# Aufgabenstellung
Bitte ermittle in den folgenden Einträgen jede Zeile, die die Zeichenfolge „Friedr“ enthält, und schreibe diese Zeilen unverändert ab.

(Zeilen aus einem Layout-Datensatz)
_____

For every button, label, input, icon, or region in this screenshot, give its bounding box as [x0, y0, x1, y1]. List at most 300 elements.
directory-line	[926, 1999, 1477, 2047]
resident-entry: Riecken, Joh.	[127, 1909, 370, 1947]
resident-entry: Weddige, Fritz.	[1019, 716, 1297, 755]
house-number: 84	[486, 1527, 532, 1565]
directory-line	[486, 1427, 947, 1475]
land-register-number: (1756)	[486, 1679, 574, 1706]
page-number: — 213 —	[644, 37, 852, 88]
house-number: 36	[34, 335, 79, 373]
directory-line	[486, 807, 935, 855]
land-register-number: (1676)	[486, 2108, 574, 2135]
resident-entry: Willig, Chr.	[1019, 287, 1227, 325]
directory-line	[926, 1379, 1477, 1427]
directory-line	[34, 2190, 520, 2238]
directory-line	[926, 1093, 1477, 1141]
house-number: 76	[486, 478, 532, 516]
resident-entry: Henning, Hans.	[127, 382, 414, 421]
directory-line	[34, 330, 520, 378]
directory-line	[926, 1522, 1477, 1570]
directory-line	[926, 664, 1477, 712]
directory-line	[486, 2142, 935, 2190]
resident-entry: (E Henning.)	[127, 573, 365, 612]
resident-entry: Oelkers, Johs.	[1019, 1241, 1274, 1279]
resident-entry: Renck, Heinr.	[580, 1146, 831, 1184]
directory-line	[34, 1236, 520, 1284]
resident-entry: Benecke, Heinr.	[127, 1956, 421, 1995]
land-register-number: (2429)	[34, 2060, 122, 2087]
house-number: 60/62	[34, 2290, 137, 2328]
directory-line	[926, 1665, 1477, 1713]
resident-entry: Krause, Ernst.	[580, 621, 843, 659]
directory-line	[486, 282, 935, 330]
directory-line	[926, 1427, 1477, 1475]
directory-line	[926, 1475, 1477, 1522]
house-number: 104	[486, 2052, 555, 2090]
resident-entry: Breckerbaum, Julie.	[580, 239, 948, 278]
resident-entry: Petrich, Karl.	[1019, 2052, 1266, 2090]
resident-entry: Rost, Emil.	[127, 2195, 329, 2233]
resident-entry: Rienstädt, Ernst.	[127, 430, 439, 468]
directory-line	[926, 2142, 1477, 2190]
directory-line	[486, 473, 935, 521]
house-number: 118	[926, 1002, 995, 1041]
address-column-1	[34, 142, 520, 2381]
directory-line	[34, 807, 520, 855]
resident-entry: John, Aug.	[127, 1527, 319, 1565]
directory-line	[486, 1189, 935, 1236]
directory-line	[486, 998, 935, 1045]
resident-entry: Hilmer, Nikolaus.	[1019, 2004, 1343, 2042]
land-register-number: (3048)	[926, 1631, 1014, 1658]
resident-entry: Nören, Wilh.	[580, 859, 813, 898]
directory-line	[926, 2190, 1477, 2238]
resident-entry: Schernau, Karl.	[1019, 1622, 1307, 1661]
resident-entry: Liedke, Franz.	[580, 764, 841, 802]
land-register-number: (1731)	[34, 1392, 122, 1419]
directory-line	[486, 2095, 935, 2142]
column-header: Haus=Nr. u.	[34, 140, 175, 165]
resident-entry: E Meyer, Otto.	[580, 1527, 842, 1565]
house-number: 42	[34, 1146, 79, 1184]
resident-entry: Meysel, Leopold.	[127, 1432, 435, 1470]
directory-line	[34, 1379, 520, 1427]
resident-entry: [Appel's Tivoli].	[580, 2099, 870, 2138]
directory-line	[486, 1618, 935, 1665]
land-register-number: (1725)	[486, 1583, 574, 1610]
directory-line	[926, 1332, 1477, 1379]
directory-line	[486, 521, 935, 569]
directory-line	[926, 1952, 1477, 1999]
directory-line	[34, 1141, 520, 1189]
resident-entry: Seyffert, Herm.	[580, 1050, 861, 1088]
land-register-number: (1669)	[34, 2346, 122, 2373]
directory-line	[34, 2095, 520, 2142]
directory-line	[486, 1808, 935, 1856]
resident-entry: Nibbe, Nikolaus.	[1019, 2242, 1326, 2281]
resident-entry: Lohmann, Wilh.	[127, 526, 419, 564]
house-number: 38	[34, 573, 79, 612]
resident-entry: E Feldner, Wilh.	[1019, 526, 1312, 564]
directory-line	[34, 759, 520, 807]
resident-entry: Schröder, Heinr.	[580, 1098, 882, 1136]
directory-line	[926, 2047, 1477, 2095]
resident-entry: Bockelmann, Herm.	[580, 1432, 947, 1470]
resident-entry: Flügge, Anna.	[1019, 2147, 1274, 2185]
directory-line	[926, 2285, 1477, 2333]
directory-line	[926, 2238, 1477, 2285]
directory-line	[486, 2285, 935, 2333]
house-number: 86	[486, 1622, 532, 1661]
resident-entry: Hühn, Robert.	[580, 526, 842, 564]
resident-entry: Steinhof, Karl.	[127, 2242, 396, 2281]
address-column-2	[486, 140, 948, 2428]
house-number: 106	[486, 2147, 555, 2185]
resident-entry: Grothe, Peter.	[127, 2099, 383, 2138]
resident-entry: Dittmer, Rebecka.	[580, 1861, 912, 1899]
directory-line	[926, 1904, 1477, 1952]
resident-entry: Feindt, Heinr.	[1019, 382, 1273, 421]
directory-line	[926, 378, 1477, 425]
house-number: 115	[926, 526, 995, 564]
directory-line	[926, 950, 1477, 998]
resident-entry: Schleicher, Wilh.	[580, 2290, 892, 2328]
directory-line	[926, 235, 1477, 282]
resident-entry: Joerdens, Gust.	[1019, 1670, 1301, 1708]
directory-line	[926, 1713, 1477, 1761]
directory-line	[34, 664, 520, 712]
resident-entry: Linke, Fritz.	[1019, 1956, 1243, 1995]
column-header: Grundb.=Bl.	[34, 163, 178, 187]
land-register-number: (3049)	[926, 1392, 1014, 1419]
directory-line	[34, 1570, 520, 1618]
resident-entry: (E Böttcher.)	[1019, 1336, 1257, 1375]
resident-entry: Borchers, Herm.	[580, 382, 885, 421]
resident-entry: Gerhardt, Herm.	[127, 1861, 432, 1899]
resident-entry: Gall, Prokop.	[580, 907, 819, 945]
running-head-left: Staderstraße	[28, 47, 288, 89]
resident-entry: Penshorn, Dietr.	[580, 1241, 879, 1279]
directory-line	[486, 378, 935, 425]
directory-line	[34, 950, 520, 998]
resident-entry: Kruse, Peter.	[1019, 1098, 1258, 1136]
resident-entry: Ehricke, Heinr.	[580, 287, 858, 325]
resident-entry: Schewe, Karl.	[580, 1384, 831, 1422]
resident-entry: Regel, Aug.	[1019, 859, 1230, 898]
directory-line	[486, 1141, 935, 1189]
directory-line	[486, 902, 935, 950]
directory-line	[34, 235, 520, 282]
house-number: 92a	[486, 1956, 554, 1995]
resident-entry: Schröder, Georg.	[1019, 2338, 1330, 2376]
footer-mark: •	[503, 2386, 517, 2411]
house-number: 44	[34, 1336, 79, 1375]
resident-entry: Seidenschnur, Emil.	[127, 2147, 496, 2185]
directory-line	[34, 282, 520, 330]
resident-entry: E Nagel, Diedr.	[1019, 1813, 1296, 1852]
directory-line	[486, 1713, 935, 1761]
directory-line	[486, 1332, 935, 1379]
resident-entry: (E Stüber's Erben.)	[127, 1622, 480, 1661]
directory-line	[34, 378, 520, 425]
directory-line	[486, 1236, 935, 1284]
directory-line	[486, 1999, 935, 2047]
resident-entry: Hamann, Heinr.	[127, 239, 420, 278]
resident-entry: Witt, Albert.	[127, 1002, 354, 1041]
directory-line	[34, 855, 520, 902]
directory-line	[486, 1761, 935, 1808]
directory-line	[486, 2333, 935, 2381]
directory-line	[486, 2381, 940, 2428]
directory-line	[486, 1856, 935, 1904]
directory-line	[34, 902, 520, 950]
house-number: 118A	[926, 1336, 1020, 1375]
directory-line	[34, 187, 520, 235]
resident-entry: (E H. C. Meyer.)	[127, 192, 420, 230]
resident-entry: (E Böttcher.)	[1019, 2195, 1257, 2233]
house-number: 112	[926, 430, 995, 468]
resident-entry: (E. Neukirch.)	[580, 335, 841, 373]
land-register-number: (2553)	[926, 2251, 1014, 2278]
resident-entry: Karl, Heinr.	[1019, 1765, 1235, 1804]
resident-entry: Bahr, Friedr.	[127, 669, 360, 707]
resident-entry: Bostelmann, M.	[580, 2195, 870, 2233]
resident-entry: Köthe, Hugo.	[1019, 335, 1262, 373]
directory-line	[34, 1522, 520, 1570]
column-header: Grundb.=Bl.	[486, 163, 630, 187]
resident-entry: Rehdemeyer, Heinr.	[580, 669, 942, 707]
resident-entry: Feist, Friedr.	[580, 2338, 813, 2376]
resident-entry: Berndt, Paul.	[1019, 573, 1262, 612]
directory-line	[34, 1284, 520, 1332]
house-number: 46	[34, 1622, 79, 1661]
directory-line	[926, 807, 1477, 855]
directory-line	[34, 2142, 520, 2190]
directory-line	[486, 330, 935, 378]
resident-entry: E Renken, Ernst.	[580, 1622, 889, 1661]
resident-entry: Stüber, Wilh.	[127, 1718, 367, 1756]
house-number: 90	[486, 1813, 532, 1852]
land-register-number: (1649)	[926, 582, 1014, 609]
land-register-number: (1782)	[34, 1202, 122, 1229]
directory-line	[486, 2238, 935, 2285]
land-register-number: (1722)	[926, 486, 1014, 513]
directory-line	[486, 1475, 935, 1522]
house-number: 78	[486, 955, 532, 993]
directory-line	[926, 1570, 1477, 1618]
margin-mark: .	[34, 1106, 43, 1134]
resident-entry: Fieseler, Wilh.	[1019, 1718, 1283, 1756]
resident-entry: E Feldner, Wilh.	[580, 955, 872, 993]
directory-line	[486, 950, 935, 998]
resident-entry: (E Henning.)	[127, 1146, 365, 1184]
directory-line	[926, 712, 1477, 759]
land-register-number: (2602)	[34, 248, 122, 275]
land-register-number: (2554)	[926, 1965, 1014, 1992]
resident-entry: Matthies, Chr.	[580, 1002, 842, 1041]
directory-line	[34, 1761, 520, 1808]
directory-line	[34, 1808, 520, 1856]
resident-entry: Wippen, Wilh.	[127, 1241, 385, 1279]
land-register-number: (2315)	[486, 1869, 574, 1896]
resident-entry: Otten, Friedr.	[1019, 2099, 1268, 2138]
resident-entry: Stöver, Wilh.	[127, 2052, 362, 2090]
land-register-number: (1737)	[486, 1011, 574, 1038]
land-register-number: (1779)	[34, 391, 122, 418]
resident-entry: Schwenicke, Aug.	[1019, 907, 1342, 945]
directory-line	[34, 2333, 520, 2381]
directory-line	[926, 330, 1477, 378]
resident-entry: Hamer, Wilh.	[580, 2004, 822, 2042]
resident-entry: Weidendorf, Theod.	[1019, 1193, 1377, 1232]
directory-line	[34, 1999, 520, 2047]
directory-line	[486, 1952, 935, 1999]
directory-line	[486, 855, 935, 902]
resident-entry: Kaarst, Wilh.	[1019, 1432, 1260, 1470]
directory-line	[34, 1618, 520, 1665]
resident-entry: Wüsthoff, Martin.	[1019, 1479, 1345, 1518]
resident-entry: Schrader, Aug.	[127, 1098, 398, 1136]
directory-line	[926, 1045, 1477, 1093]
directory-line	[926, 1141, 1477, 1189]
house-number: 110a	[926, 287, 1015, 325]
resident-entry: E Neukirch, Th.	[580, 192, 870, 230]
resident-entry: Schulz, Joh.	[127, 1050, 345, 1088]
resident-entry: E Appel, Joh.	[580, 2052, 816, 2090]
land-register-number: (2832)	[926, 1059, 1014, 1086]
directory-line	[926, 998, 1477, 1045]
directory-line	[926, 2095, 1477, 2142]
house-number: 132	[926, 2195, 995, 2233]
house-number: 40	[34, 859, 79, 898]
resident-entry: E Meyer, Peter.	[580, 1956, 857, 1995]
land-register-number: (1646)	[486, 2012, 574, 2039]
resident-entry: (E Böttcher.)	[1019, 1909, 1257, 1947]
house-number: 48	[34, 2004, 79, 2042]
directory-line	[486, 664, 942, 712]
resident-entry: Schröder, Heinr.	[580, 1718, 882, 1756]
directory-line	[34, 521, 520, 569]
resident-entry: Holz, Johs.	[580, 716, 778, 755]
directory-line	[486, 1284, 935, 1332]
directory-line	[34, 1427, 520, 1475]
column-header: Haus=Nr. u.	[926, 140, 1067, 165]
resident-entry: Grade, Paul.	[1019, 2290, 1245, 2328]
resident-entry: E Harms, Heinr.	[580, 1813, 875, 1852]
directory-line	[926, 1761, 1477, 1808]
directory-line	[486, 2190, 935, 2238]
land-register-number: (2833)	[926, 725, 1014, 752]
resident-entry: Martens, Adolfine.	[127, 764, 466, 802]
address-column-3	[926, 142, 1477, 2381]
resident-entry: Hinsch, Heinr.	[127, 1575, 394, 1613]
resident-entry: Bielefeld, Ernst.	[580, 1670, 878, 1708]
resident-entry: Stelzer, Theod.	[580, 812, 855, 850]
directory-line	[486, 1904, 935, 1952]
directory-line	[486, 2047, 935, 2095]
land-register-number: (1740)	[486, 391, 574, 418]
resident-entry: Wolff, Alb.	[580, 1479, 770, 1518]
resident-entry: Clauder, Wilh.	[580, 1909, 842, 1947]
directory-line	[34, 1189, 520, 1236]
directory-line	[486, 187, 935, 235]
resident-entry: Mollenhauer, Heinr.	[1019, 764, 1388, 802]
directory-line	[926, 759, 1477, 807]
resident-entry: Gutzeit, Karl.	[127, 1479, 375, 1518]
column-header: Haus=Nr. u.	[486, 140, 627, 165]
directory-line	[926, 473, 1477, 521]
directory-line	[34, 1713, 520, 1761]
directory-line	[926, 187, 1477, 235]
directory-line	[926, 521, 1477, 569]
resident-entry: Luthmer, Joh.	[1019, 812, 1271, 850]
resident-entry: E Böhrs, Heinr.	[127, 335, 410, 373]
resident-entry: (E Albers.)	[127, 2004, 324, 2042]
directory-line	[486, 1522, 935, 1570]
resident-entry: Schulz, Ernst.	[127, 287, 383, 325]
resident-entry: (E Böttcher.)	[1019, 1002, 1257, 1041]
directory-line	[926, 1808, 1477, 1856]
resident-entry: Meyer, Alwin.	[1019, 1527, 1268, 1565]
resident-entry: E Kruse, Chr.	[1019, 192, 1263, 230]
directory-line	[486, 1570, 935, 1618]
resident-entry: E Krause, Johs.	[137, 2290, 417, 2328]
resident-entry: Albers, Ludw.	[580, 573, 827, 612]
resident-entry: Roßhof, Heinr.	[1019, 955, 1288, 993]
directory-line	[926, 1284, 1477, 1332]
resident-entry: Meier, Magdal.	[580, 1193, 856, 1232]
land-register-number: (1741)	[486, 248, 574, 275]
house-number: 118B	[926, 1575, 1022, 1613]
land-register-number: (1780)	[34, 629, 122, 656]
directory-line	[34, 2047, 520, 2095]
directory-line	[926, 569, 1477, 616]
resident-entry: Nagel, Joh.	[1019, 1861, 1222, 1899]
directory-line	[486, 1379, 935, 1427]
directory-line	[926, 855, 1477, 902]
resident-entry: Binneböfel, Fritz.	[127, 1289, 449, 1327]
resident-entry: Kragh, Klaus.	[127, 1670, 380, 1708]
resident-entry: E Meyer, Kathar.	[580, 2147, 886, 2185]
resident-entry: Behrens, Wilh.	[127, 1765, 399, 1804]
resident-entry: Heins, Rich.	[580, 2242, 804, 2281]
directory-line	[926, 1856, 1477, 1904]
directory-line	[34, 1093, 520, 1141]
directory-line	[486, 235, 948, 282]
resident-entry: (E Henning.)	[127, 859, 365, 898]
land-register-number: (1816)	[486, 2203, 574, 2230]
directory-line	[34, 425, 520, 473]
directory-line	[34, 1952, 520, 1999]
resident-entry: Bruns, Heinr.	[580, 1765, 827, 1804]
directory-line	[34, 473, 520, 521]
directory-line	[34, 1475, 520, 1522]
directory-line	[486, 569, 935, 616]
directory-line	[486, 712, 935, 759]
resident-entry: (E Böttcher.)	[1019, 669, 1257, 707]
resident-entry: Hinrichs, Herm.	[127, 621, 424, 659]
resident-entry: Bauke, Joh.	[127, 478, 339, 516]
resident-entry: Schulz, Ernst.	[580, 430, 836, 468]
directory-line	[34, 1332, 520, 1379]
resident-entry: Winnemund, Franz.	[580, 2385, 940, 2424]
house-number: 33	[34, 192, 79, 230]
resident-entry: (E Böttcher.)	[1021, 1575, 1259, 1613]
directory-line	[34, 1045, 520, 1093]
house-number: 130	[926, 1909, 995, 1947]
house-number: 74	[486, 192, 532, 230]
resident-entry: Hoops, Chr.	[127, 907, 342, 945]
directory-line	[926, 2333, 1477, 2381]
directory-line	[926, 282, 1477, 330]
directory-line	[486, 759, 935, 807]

_____

# Lösung
resident-entry: Bahr, Friedr.	[127, 669, 360, 707]
resident-entry: Feist, Friedr.	[580, 2338, 813, 2376]
resident-entry: Otten, Friedr.	[1019, 2099, 1268, 2138]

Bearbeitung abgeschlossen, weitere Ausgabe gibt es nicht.